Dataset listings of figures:
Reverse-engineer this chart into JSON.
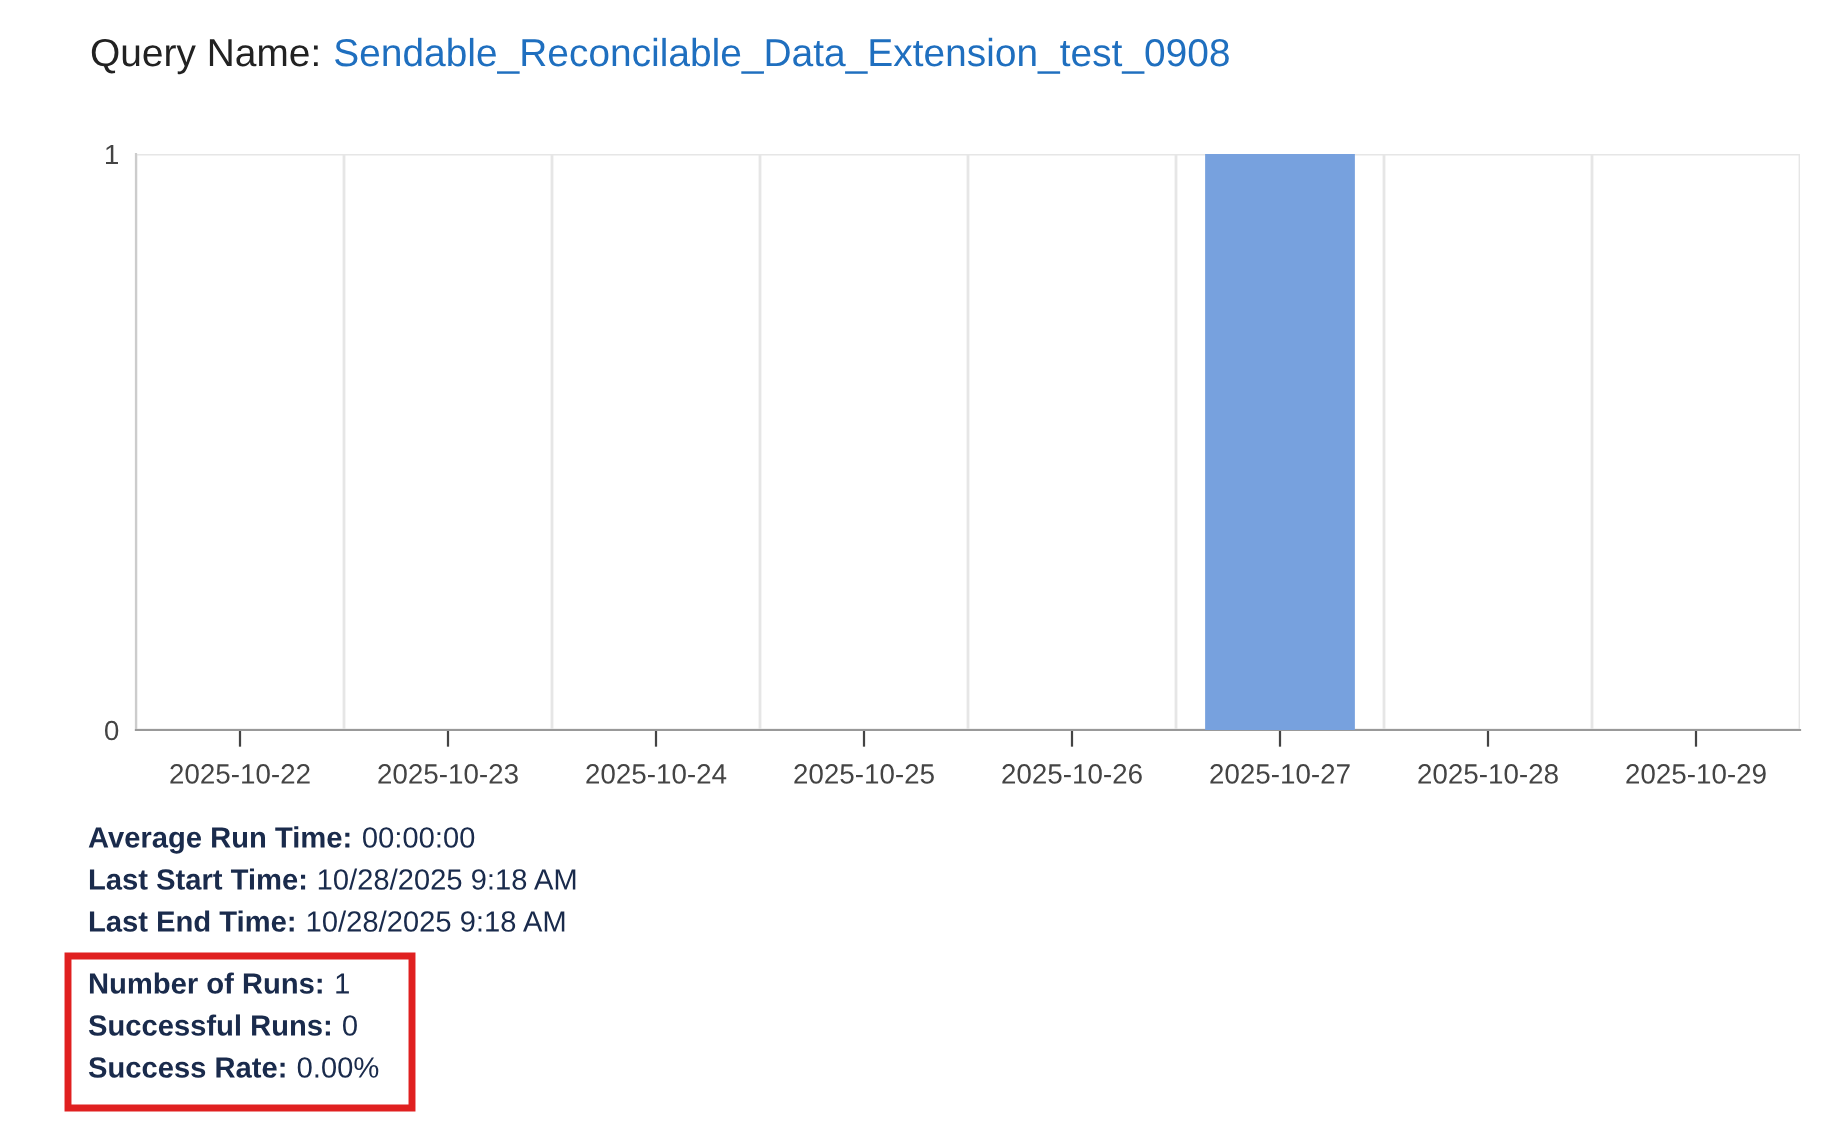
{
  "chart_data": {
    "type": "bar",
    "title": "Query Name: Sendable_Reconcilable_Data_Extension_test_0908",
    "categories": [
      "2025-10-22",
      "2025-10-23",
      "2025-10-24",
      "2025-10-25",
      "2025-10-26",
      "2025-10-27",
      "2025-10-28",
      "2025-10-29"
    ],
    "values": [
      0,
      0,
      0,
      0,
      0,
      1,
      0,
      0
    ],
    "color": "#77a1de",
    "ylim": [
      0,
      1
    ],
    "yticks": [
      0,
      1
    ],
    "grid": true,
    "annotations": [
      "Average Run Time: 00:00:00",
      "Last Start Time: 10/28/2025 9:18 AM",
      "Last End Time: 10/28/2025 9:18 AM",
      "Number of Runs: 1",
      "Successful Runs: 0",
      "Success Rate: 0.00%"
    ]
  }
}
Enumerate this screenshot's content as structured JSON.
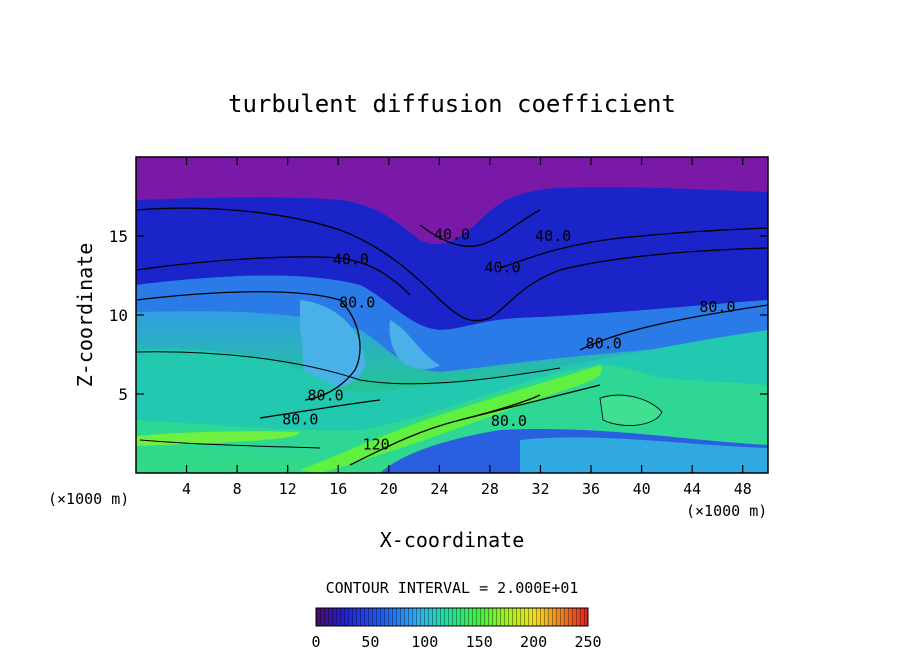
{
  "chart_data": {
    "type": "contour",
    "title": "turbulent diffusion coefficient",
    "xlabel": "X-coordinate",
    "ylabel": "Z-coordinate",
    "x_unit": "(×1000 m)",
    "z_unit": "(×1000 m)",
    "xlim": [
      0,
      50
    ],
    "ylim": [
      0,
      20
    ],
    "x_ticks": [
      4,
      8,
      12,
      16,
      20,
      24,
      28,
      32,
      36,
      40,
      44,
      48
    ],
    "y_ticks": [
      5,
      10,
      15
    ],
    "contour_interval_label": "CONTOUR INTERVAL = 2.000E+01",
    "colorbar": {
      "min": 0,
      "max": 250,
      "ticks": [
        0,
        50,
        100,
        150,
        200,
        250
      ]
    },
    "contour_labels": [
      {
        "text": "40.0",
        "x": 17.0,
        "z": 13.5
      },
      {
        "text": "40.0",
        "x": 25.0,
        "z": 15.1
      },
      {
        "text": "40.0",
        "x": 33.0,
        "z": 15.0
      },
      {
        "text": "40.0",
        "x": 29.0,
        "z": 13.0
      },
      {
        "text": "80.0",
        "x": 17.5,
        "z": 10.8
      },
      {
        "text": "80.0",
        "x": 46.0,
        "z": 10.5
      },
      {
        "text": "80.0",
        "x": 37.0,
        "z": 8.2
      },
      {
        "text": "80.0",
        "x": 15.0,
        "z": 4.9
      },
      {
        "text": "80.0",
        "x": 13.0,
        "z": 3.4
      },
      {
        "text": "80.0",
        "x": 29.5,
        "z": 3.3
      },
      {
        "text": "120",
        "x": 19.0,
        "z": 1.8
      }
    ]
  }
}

• Stated exercise
Only a number is wanted: how many lines contain "Last"?

• Written solution
2